TO BE DONE:
Starting with the line that has "Type out the text in this image." in it, repeat every line through the last one, word for word, and give nothing more.

Dataset items:
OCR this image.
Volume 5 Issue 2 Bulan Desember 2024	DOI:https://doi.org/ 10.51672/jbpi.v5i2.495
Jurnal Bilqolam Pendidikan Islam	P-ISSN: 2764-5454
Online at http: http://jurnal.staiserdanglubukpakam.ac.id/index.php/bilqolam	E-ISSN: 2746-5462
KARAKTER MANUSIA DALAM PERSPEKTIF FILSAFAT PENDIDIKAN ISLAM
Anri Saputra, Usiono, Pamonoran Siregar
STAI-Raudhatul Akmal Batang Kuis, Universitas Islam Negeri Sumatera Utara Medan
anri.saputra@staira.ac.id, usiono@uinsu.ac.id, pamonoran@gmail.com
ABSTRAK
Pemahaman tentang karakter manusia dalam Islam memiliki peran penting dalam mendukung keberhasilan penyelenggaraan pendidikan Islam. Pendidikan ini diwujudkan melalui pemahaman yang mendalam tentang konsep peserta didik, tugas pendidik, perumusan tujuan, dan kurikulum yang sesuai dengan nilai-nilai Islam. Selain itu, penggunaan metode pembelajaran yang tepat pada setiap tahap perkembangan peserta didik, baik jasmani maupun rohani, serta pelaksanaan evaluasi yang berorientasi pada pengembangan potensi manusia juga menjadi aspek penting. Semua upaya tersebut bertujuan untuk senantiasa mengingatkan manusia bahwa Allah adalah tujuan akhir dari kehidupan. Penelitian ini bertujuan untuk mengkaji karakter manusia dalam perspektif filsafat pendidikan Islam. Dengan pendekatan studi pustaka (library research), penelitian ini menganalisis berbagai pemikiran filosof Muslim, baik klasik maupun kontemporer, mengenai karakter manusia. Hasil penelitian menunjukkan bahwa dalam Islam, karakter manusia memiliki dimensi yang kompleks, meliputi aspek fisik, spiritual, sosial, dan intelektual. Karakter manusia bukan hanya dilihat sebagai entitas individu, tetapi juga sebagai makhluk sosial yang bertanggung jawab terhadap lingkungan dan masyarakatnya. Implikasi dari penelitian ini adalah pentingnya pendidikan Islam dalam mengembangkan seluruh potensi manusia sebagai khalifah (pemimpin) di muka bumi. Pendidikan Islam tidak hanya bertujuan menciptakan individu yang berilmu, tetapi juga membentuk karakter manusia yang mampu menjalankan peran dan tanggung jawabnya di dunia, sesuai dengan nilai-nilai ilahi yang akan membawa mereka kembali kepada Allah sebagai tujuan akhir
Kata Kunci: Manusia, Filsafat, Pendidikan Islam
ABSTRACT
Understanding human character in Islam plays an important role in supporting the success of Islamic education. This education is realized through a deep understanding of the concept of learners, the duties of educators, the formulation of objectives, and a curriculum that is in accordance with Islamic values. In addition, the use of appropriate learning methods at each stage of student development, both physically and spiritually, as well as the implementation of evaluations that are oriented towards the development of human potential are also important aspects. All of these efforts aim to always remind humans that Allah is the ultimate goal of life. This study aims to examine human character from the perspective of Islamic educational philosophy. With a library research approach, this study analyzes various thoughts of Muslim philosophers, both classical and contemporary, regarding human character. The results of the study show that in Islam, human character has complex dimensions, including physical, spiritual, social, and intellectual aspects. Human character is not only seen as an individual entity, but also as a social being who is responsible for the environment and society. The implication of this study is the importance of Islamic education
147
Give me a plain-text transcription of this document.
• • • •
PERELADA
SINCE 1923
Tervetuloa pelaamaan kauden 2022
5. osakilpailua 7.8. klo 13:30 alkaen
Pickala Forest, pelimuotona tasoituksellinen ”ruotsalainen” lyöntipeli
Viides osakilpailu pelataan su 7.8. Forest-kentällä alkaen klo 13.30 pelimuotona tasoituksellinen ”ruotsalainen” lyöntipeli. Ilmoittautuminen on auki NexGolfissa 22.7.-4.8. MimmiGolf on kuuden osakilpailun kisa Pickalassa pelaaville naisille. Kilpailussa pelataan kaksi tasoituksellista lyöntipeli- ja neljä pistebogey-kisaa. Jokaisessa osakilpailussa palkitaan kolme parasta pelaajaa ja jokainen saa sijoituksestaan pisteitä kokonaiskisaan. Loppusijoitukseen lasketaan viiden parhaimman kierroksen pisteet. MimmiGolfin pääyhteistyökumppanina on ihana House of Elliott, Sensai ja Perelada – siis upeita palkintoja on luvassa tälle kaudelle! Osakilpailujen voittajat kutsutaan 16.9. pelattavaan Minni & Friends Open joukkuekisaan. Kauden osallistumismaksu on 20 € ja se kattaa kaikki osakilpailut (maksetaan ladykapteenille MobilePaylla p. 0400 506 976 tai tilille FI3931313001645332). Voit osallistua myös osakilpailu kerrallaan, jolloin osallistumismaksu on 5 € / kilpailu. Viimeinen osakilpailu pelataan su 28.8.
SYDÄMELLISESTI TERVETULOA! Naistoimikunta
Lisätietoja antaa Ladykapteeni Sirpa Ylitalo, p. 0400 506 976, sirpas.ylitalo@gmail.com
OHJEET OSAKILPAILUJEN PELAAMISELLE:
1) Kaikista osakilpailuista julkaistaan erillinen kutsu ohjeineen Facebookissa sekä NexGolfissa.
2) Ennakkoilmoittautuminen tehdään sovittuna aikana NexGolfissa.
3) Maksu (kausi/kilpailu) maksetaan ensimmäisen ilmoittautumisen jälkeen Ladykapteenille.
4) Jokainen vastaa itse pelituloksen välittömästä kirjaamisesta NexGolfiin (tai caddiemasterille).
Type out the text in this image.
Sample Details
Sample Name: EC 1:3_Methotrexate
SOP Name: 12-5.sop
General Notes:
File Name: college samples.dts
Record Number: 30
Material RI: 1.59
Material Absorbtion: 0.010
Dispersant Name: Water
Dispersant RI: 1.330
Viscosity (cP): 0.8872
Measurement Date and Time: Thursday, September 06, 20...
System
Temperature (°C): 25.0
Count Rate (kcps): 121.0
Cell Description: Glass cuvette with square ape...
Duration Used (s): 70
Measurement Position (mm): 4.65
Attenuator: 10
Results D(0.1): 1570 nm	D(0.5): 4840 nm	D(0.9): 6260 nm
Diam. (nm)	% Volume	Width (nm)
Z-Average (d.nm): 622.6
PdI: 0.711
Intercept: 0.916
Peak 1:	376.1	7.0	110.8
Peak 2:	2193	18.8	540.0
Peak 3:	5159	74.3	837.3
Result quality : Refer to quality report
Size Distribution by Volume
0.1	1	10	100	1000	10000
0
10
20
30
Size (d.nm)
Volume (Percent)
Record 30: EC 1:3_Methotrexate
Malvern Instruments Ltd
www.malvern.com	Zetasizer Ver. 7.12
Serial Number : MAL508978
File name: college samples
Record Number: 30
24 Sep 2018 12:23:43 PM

FINAL RESULT:
Type out the text in this image.
Sample Details
Sample Name: EC 1:3_Methotrexate
SOP Name: 12-5.sop
General Notes:
File Name: college samples.dts
Record Number: 30
Material RI: 1.59
Material Absorbtion: 0.010
Dispersant Name: Water
Dispersant RI: 1.330
Viscosity (cP): 0.8872
Measurement Date and Time: Thursday, September 06, 20...
System
Temperature (°C): 25.0
Count Rate (kcps): 121.0
Cell Description: Glass cuvette with square ape...
Duration Used (s): 70
Measurement Position (mm): 4.65
Attenuator: 10
Results D(0.1): 1570 nm	D(0.5): 4840 nm	D(0.9): 6260 nm
Diam. (nm)	% Volume	Width (nm)
Z-Average (d.nm): 622.6
PdI: 0.711
Intercept: 0.916
Peak 1:	376.1	7.0	110.8
Peak 2:	2193	18.8	540.0
Peak 3:	5159	74.3	837.3
Result quality : Refer to quality report
Size Distribution by Volume
0.1	1	10	100	1000	10000
0
10
20
30
Size (d.nm)
Volume (Percent)
Record 30: EC 1:3_Methotrexate
Malvern Instruments Ltd
www.malvern.com	Zetasizer Ver. 7.12
Serial Number : MAL508978
File name: college samples
Record Number: 30
24 Sep 2018 12:23:43 PM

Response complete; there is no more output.